Written instruction |
Can you retype all of the rows below, character for character and line for line?

Data rows |
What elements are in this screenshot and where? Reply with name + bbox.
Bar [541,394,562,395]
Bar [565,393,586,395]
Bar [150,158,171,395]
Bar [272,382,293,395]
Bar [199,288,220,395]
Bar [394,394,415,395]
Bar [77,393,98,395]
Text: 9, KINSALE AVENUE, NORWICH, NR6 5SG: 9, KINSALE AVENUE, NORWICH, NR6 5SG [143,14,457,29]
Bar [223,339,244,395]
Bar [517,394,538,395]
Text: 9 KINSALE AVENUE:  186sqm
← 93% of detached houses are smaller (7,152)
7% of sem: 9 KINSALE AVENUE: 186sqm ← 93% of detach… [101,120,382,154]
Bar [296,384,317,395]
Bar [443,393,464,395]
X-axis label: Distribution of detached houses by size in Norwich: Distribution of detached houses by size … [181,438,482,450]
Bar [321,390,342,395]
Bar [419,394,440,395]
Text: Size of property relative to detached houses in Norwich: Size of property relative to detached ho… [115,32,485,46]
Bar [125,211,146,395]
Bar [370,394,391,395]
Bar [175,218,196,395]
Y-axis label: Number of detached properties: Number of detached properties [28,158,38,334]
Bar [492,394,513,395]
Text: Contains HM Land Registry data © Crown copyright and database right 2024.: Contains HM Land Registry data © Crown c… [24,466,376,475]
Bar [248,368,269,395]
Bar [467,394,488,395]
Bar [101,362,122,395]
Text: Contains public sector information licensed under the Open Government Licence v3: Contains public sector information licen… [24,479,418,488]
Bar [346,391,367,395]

Task answer |
What elements are in this screenshot and where? Reply with name + bbox.
Bar [541,394,562,395]
Bar [565,393,586,395]
Bar [150,158,171,395]
Bar [272,382,293,395]
Bar [199,288,220,395]
Bar [394,394,415,395]
Bar [77,393,98,395]
Text: 9, KINSALE AVENUE, NORWICH, NR6 5SG: 9, KINSALE AVENUE, NORWICH, NR6 5SG [143,14,457,29]
Bar [223,339,244,395]
Bar [517,394,538,395]
Text: 9 KINSALE AVENUE:  186sqm
← 93% of detached houses are smaller (7,152)
7% of sem: 9 KINSALE AVENUE: 186sqm ← 93% of detach… [101,120,382,154]
Bar [296,384,317,395]
Bar [443,393,464,395]
X-axis label: Distribution of detached houses by size in Norwich: Distribution of detached houses by size … [181,438,482,450]
Bar [321,390,342,395]
Bar [419,394,440,395]
Text: Size of property relative to detached houses in Norwich: Size of property relative to detached ho… [115,32,485,46]
Bar [125,211,146,395]
Bar [370,394,391,395]
Bar [175,218,196,395]
Y-axis label: Number of detached properties: Number of detached properties [28,158,38,334]
Bar [492,394,513,395]
Text: Contains HM Land Registry data © Crown copyright and database right 2024.: Contains HM Land Registry data © Crown c… [24,466,376,475]
Bar [248,368,269,395]
Bar [467,394,488,395]
Bar [101,362,122,395]
Text: Contains public sector information licensed under the Open Government Licence v3: Contains public sector information licen… [24,479,418,488]
Bar [346,391,367,395]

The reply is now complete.